─── SUPPLIED RECORDS ───

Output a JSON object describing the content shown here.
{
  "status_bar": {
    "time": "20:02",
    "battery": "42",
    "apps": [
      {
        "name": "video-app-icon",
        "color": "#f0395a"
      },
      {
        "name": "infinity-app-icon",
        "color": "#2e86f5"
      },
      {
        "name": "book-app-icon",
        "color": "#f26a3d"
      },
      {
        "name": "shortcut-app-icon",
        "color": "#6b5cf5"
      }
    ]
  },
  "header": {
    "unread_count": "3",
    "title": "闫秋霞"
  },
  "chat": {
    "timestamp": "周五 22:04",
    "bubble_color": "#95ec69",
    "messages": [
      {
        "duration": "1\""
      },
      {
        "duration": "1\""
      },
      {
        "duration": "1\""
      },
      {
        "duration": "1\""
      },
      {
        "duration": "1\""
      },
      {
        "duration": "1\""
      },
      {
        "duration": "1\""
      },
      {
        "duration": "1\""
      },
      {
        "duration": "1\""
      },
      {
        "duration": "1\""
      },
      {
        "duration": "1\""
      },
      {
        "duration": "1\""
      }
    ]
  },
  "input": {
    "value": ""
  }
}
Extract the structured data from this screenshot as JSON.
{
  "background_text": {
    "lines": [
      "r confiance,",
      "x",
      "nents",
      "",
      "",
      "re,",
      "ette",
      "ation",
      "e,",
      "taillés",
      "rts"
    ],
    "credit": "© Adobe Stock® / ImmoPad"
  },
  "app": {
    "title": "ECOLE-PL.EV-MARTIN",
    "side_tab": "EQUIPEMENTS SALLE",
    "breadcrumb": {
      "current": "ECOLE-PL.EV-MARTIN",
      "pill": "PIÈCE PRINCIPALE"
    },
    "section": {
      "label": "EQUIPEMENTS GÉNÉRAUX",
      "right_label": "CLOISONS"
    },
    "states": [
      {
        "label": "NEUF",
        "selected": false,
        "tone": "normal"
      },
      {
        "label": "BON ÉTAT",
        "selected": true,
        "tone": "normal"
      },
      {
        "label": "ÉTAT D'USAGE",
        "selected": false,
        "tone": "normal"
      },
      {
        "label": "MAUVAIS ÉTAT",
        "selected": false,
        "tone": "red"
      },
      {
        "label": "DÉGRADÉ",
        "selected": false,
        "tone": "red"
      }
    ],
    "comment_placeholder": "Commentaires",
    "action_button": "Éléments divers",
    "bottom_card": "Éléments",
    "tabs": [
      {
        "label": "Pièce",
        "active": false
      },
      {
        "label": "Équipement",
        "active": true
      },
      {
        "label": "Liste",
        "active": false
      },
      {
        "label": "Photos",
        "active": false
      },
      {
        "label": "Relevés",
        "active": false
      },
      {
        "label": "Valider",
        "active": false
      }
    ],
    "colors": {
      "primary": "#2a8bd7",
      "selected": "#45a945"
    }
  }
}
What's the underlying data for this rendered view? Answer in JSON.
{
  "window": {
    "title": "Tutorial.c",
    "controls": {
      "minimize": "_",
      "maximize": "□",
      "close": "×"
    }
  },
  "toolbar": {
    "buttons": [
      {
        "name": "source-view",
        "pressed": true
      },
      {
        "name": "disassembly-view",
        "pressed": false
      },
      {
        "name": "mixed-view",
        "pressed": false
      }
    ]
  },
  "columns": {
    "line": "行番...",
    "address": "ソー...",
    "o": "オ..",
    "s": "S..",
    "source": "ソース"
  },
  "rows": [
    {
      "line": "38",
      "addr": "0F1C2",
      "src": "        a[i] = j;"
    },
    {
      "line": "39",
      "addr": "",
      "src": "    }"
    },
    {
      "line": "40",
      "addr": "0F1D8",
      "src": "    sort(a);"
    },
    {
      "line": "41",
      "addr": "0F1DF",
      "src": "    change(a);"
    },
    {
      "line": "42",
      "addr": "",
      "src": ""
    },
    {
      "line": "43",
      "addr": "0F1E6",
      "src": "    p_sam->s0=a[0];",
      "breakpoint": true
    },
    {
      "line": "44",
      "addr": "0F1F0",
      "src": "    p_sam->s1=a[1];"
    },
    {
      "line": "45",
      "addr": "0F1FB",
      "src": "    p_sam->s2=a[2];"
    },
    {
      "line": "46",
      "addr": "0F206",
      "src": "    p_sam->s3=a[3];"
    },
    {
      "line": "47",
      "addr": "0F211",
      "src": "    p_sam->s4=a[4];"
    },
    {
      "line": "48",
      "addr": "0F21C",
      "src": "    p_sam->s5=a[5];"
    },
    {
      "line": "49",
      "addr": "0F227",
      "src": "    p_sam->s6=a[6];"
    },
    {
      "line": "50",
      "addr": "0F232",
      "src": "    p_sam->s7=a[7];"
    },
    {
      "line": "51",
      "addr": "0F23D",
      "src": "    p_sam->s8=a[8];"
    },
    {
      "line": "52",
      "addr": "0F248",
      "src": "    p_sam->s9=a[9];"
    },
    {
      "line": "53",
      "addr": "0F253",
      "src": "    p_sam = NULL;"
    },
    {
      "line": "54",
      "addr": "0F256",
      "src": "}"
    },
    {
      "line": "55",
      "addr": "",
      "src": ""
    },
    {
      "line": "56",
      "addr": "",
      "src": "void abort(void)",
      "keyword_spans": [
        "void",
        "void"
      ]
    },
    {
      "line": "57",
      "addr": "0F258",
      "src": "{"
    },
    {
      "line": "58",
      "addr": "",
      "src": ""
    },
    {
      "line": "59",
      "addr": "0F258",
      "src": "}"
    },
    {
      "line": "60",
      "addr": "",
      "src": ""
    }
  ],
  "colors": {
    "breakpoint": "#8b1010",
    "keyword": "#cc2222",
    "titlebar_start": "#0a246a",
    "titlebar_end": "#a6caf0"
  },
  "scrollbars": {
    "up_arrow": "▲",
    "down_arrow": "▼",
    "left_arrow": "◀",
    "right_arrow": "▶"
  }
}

───

▸ WHAT IS ASKED
Show each line of the listing that holds the string "EQUIPEMENTS".

▸ COMPLETED EXERCISE
    "side_tab": "EQUIPEMENTS SALLE",
      "label": "EQUIPEMENTS GÉNÉRAUX",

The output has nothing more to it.